DESCRIPTION OF THE TASK → Copy the following listing word for word.

PROVIDED RECORDS →
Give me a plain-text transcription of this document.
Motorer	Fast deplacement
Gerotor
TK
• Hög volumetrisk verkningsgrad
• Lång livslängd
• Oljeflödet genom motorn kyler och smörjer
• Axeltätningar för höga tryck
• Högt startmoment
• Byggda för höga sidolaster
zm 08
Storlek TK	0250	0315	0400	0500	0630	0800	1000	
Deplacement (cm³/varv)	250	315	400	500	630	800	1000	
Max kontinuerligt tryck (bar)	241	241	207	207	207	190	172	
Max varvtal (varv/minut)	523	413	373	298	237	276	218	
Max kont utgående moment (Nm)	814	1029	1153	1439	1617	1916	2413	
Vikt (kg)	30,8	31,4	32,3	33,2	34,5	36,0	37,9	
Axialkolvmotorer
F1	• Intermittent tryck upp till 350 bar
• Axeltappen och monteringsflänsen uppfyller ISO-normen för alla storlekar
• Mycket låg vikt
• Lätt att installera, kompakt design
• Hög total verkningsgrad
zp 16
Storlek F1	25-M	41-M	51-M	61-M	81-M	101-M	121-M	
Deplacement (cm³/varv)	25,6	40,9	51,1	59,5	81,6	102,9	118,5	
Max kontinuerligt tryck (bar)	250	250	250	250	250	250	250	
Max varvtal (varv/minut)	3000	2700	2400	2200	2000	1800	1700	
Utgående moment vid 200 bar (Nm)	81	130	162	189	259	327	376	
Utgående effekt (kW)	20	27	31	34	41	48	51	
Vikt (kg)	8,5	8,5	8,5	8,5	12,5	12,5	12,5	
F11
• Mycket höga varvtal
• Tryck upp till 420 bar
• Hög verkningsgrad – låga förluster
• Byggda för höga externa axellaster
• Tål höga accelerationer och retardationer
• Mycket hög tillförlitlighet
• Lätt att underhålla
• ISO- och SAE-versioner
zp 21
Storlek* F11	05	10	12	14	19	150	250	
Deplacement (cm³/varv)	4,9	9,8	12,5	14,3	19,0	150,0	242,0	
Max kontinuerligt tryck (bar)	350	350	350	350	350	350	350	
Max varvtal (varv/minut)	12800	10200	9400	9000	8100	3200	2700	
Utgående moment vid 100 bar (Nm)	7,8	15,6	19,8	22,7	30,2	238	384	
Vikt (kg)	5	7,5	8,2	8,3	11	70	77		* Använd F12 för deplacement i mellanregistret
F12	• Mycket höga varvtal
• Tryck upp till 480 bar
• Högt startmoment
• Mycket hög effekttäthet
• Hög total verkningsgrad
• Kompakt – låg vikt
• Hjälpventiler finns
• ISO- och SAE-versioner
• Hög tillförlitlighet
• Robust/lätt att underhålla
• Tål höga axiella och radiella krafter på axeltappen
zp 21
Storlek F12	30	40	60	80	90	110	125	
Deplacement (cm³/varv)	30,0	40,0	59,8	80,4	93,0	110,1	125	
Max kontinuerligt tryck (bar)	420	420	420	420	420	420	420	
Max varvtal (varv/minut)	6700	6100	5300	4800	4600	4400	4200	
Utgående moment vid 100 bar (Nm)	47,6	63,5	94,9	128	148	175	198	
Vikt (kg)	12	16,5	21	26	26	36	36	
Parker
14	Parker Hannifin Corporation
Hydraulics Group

RESULT OF THIS TASK →
Give me a plain-text transcription of this document.
Motorer	Fast deplacement
Gerotor
TK
• Hög volumetrisk verkningsgrad
• Lång livslängd
• Oljeflödet genom motorn kyler och smörjer
• Axeltätningar för höga tryck
• Högt startmoment
• Byggda för höga sidolaster
zm 08
Storlek TK	0250	0315	0400	0500	0630	0800	1000	
Deplacement (cm³/varv)	250	315	400	500	630	800	1000	
Max kontinuerligt tryck (bar)	241	241	207	207	207	190	172	
Max varvtal (varv/minut)	523	413	373	298	237	276	218	
Max kont utgående moment (Nm)	814	1029	1153	1439	1617	1916	2413	
Vikt (kg)	30,8	31,4	32,3	33,2	34,5	36,0	37,9	
Axialkolvmotorer
F1	• Intermittent tryck upp till 350 bar
• Axeltappen och monteringsflänsen uppfyller ISO-normen för alla storlekar
• Mycket låg vikt
• Lätt att installera, kompakt design
• Hög total verkningsgrad
zp 16
Storlek F1	25-M	41-M	51-M	61-M	81-M	101-M	121-M	
Deplacement (cm³/varv)	25,6	40,9	51,1	59,5	81,6	102,9	118,5	
Max kontinuerligt tryck (bar)	250	250	250	250	250	250	250	
Max varvtal (varv/minut)	3000	2700	2400	2200	2000	1800	1700	
Utgående moment vid 200 bar (Nm)	81	130	162	189	259	327	376	
Utgående effekt (kW)	20	27	31	34	41	48	51	
Vikt (kg)	8,5	8,5	8,5	8,5	12,5	12,5	12,5	
F11
• Mycket höga varvtal
• Tryck upp till 420 bar
• Hög verkningsgrad – låga förluster
• Byggda för höga externa axellaster
• Tål höga accelerationer och retardationer
• Mycket hög tillförlitlighet
• Lätt att underhålla
• ISO- och SAE-versioner
zp 21
Storlek* F11	05	10	12	14	19	150	250	
Deplacement (cm³/varv)	4,9	9,8	12,5	14,3	19,0	150,0	242,0	
Max kontinuerligt tryck (bar)	350	350	350	350	350	350	350	
Max varvtal (varv/minut)	12800	10200	9400	9000	8100	3200	2700	
Utgående moment vid 100 bar (Nm)	7,8	15,6	19,8	22,7	30,2	238	384	
Vikt (kg)	5	7,5	8,2	8,3	11	70	77		* Använd F12 för deplacement i mellanregistret
F12	• Mycket höga varvtal
• Tryck upp till 480 bar
• Högt startmoment
• Mycket hög effekttäthet
• Hög total verkningsgrad
• Kompakt – låg vikt
• Hjälpventiler finns
• ISO- och SAE-versioner
• Hög tillförlitlighet
• Robust/lätt att underhålla
• Tål höga axiella och radiella krafter på axeltappen
zp 21
Storlek F12	30	40	60	80	90	110	125	
Deplacement (cm³/varv)	30,0	40,0	59,8	80,4	93,0	110,1	125	
Max kontinuerligt tryck (bar)	420	420	420	420	420	420	420	
Max varvtal (varv/minut)	6700	6100	5300	4800	4600	4400	4200	
Utgående moment vid 100 bar (Nm)	47,6	63,5	94,9	128	148	175	198	
Vikt (kg)	12	16,5	21	26	26	36	36	
Parker
14	Parker Hannifin Corporation
Hydraulics Group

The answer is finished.